◆ Job
Without omitting anything, retype the data that follows.

## BEGIN Supplied material

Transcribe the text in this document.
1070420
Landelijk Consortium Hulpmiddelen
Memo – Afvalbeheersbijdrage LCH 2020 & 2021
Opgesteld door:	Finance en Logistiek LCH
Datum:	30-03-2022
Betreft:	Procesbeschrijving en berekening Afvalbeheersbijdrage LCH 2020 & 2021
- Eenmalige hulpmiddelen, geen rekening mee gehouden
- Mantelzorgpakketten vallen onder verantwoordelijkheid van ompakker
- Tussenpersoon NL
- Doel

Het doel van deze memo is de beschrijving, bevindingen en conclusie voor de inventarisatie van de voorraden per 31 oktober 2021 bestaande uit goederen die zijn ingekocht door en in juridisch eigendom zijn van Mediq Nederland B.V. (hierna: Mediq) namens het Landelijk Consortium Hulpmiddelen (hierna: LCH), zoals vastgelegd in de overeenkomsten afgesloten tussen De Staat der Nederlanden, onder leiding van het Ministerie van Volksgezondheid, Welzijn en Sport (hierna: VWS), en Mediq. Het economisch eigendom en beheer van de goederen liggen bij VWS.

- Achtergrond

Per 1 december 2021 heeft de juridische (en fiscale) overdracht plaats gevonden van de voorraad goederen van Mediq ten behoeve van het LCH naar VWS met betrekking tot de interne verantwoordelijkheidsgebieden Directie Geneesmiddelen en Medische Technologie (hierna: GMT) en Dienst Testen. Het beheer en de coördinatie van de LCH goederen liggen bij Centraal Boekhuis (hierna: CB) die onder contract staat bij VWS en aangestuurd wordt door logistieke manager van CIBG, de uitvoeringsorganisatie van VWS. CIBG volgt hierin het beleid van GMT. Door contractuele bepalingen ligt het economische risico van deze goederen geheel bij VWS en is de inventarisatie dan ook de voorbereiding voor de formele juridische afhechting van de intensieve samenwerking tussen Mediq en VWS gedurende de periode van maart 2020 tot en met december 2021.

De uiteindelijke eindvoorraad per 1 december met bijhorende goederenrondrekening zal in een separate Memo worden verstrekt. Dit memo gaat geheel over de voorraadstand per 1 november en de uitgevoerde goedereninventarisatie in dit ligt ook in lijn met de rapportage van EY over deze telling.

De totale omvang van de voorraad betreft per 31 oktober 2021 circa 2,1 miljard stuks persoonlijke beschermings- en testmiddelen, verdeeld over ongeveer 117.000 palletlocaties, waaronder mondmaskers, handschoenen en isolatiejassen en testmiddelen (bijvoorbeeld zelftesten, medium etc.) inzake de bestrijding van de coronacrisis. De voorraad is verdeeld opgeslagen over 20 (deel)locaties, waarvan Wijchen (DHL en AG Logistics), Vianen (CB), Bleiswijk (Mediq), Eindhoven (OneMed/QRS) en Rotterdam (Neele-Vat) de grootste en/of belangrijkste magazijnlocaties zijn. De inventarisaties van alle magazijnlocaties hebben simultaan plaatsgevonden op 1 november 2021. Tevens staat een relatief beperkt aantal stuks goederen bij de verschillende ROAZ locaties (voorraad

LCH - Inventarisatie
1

## END Supplied material

◆ Written solution
Transcribe the text in this document.
1070420
Landelijk Consortium Hulpmiddelen
Memo – Afvalbeheersbijdrage LCH 2020 & 2021
Opgesteld door:	Finance en Logistiek LCH
Datum:	30-03-2022
Betreft:	Procesbeschrijving en berekening Afvalbeheersbijdrage LCH 2020 & 2021
- Eenmalige hulpmiddelen, geen rekening mee gehouden
- Mantelzorgpakketten vallen onder verantwoordelijkheid van ompakker
- Tussenpersoon NL
- Doel

Het doel van deze memo is de beschrijving, bevindingen en conclusie voor de inventarisatie van de voorraden per 31 oktober 2021 bestaande uit goederen die zijn ingekocht door en in juridisch eigendom zijn van Mediq Nederland B.V. (hierna: Mediq) namens het Landelijk Consortium Hulpmiddelen (hierna: LCH), zoals vastgelegd in de overeenkomsten afgesloten tussen De Staat der Nederlanden, onder leiding van het Ministerie van Volksgezondheid, Welzijn en Sport (hierna: VWS), en Mediq. Het economisch eigendom en beheer van de goederen liggen bij VWS.

- Achtergrond

Per 1 december 2021 heeft de juridische (en fiscale) overdracht plaats gevonden van de voorraad goederen van Mediq ten behoeve van het LCH naar VWS met betrekking tot de interne verantwoordelijkheidsgebieden Directie Geneesmiddelen en Medische Technologie (hierna: GMT) en Dienst Testen. Het beheer en de coördinatie van de LCH goederen liggen bij Centraal Boekhuis (hierna: CB) die onder contract staat bij VWS en aangestuurd wordt door logistieke manager van CIBG, de uitvoeringsorganisatie van VWS. CIBG volgt hierin het beleid van GMT. Door contractuele bepalingen ligt het economische risico van deze goederen geheel bij VWS en is de inventarisatie dan ook de voorbereiding voor de formele juridische afhechting van de intensieve samenwerking tussen Mediq en VWS gedurende de periode van maart 2020 tot en met december 2021.

De uiteindelijke eindvoorraad per 1 december met bijhorende goederenrondrekening zal in een separate Memo worden verstrekt. Dit memo gaat geheel over de voorraadstand per 1 november en de uitgevoerde goedereninventarisatie in dit ligt ook in lijn met de rapportage van EY over deze telling.

De totale omvang van de voorraad betreft per 31 oktober 2021 circa 2,1 miljard stuks persoonlijke beschermings- en testmiddelen, verdeeld over ongeveer 117.000 palletlocaties, waaronder mondmaskers, handschoenen en isolatiejassen en testmiddelen (bijvoorbeeld zelftesten, medium etc.) inzake de bestrijding van de coronacrisis. De voorraad is verdeeld opgeslagen over 20 (deel)locaties, waarvan Wijchen (DHL en AG Logistics), Vianen (CB), Bleiswijk (Mediq), Eindhoven (OneMed/QRS) en Rotterdam (Neele-Vat) de grootste en/of belangrijkste magazijnlocaties zijn. De inventarisaties van alle magazijnlocaties hebben simultaan plaatsgevonden op 1 november 2021. Tevens staat een relatief beperkt aantal stuks goederen bij de verschillende ROAZ locaties (voorraad

LCH - Inventarisatie
1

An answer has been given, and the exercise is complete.